--- Start of Provided records ---
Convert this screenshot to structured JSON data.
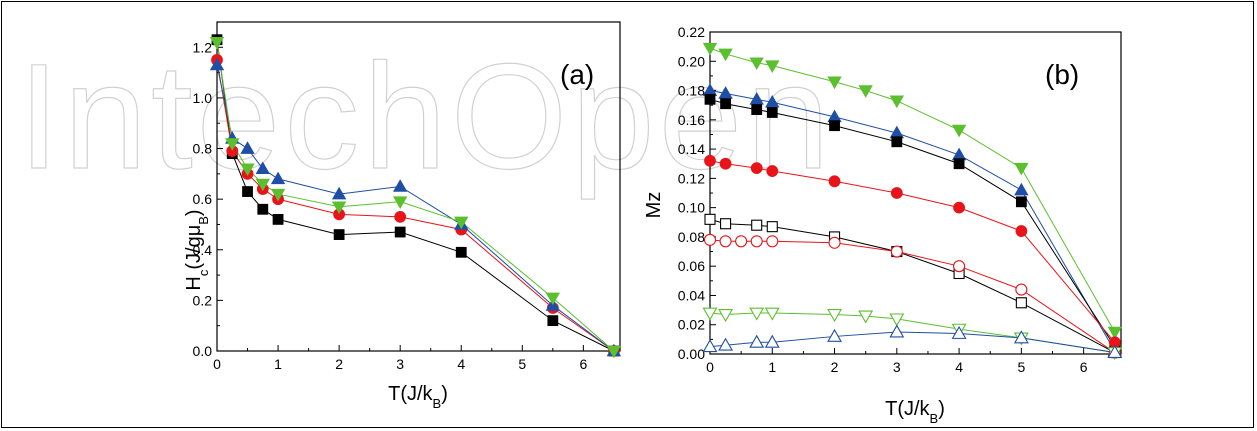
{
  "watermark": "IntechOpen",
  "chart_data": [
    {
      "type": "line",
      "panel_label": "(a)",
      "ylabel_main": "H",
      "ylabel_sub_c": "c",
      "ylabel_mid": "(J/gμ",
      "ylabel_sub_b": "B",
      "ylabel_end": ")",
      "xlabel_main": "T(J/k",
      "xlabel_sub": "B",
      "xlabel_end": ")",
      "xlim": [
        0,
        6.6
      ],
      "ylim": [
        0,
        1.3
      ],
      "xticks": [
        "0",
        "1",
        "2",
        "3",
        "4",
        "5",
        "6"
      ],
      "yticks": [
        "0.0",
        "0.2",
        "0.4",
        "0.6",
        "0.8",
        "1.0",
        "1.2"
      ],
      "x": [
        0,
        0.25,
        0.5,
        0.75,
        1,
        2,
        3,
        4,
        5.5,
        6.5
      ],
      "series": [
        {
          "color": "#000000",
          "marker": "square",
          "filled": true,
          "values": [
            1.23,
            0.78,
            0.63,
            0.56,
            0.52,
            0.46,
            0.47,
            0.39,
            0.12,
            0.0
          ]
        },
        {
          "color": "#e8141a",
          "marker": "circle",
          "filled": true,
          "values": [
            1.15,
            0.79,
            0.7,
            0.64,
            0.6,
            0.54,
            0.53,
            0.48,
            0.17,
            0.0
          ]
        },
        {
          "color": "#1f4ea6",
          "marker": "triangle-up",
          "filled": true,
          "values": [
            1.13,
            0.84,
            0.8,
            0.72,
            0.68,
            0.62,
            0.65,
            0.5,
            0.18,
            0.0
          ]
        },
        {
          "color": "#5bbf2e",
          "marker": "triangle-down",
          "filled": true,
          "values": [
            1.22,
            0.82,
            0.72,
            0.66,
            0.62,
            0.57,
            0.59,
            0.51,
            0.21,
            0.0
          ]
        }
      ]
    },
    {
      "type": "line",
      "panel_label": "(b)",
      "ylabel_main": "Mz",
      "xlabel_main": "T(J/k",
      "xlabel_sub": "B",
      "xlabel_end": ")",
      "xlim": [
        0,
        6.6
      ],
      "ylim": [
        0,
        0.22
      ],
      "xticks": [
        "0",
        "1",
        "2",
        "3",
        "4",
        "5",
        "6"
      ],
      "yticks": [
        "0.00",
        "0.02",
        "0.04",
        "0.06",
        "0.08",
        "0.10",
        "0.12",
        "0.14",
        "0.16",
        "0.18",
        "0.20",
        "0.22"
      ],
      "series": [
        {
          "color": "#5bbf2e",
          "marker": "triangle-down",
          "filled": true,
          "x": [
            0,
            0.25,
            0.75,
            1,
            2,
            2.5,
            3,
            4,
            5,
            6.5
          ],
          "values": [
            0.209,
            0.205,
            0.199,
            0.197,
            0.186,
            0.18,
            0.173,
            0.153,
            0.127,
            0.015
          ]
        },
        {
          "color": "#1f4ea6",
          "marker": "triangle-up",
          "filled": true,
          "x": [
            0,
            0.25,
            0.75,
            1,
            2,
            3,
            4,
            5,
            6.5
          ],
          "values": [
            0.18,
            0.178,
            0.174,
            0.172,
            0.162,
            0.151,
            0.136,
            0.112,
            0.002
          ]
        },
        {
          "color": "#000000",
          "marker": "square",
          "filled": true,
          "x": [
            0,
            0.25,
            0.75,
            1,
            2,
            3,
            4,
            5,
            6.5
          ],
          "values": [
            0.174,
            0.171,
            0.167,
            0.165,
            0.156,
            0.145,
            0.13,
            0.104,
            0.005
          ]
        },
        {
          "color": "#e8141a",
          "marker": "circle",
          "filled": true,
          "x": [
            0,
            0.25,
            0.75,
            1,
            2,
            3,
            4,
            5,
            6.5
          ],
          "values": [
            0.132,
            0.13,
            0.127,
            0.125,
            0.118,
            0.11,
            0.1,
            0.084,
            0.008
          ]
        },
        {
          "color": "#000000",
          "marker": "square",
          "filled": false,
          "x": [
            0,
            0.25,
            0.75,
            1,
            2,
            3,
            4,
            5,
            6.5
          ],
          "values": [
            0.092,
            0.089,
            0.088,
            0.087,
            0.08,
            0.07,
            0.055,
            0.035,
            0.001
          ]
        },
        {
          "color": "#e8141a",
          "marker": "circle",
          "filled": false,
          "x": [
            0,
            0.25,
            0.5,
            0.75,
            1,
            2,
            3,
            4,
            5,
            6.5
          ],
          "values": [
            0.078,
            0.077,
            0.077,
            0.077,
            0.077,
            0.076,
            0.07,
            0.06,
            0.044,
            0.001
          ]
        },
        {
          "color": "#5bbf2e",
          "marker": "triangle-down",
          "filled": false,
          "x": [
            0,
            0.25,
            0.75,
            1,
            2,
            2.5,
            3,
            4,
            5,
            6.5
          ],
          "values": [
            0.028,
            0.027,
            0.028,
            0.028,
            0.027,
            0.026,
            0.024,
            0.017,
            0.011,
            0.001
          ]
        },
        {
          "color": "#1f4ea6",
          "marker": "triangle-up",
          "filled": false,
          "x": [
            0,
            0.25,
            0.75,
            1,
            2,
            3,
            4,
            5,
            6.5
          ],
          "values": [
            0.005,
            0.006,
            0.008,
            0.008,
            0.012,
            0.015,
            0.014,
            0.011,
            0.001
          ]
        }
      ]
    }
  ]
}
--- End of Provided records ---
Instructions for the task. Output the data above without changes, apart from leaving out the pictures.

Solution.
Convert this screenshot to structured JSON data.
{
  "watermark": "IntechOpen",
  "chart_data": [
    {
      "type": "line",
      "panel_label": "(a)",
      "ylabel_main": "H",
      "ylabel_sub_c": "c",
      "ylabel_mid": "(J/gμ",
      "ylabel_sub_b": "B",
      "ylabel_end": ")",
      "xlabel_main": "T(J/k",
      "xlabel_sub": "B",
      "xlabel_end": ")",
      "xlim": [
        0,
        6.6
      ],
      "ylim": [
        0,
        1.3
      ],
      "xticks": [
        "0",
        "1",
        "2",
        "3",
        "4",
        "5",
        "6"
      ],
      "yticks": [
        "0.0",
        "0.2",
        "0.4",
        "0.6",
        "0.8",
        "1.0",
        "1.2"
      ],
      "x": [
        0,
        0.25,
        0.5,
        0.75,
        1,
        2,
        3,
        4,
        5.5,
        6.5
      ],
      "series": [
        {
          "color": "#000000",
          "marker": "square",
          "filled": true,
          "values": [
            1.23,
            0.78,
            0.63,
            0.56,
            0.52,
            0.46,
            0.47,
            0.39,
            0.12,
            0.0
          ]
        },
        {
          "color": "#e8141a",
          "marker": "circle",
          "filled": true,
          "values": [
            1.15,
            0.79,
            0.7,
            0.64,
            0.6,
            0.54,
            0.53,
            0.48,
            0.17,
            0.0
          ]
        },
        {
          "color": "#1f4ea6",
          "marker": "triangle-up",
          "filled": true,
          "values": [
            1.13,
            0.84,
            0.8,
            0.72,
            0.68,
            0.62,
            0.65,
            0.5,
            0.18,
            0.0
          ]
        },
        {
          "color": "#5bbf2e",
          "marker": "triangle-down",
          "filled": true,
          "values": [
            1.22,
            0.82,
            0.72,
            0.66,
            0.62,
            0.57,
            0.59,
            0.51,
            0.21,
            0.0
          ]
        }
      ]
    },
    {
      "type": "line",
      "panel_label": "(b)",
      "ylabel_main": "Mz",
      "xlabel_main": "T(J/k",
      "xlabel_sub": "B",
      "xlabel_end": ")",
      "xlim": [
        0,
        6.6
      ],
      "ylim": [
        0,
        0.22
      ],
      "xticks": [
        "0",
        "1",
        "2",
        "3",
        "4",
        "5",
        "6"
      ],
      "yticks": [
        "0.00",
        "0.02",
        "0.04",
        "0.06",
        "0.08",
        "0.10",
        "0.12",
        "0.14",
        "0.16",
        "0.18",
        "0.20",
        "0.22"
      ],
      "series": [
        {
          "color": "#5bbf2e",
          "marker": "triangle-down",
          "filled": true,
          "x": [
            0,
            0.25,
            0.75,
            1,
            2,
            2.5,
            3,
            4,
            5,
            6.5
          ],
          "values": [
            0.209,
            0.205,
            0.199,
            0.197,
            0.186,
            0.18,
            0.173,
            0.153,
            0.127,
            0.015
          ]
        },
        {
          "color": "#1f4ea6",
          "marker": "triangle-up",
          "filled": true,
          "x": [
            0,
            0.25,
            0.75,
            1,
            2,
            3,
            4,
            5,
            6.5
          ],
          "values": [
            0.18,
            0.178,
            0.174,
            0.172,
            0.162,
            0.151,
            0.136,
            0.112,
            0.002
          ]
        },
        {
          "color": "#000000",
          "marker": "square",
          "filled": true,
          "x": [
            0,
            0.25,
            0.75,
            1,
            2,
            3,
            4,
            5,
            6.5
          ],
          "values": [
            0.174,
            0.171,
            0.167,
            0.165,
            0.156,
            0.145,
            0.13,
            0.104,
            0.005
          ]
        },
        {
          "color": "#e8141a",
          "marker": "circle",
          "filled": true,
          "x": [
            0,
            0.25,
            0.75,
            1,
            2,
            3,
            4,
            5,
            6.5
          ],
          "values": [
            0.132,
            0.13,
            0.127,
            0.125,
            0.118,
            0.11,
            0.1,
            0.084,
            0.008
          ]
        },
        {
          "color": "#000000",
          "marker": "square",
          "filled": false,
          "x": [
            0,
            0.25,
            0.75,
            1,
            2,
            3,
            4,
            5,
            6.5
          ],
          "values": [
            0.092,
            0.089,
            0.088,
            0.087,
            0.08,
            0.07,
            0.055,
            0.035,
            0.001
          ]
        },
        {
          "color": "#e8141a",
          "marker": "circle",
          "filled": false,
          "x": [
            0,
            0.25,
            0.5,
            0.75,
            1,
            2,
            3,
            4,
            5,
            6.5
          ],
          "values": [
            0.078,
            0.077,
            0.077,
            0.077,
            0.077,
            0.076,
            0.07,
            0.06,
            0.044,
            0.001
          ]
        },
        {
          "color": "#5bbf2e",
          "marker": "triangle-down",
          "filled": false,
          "x": [
            0,
            0.25,
            0.75,
            1,
            2,
            2.5,
            3,
            4,
            5,
            6.5
          ],
          "values": [
            0.028,
            0.027,
            0.028,
            0.028,
            0.027,
            0.026,
            0.024,
            0.017,
            0.011,
            0.001
          ]
        },
        {
          "color": "#1f4ea6",
          "marker": "triangle-up",
          "filled": false,
          "x": [
            0,
            0.25,
            0.75,
            1,
            2,
            3,
            4,
            5,
            6.5
          ],
          "values": [
            0.005,
            0.006,
            0.008,
            0.008,
            0.012,
            0.015,
            0.014,
            0.011,
            0.001
          ]
        }
      ]
    }
  ]
}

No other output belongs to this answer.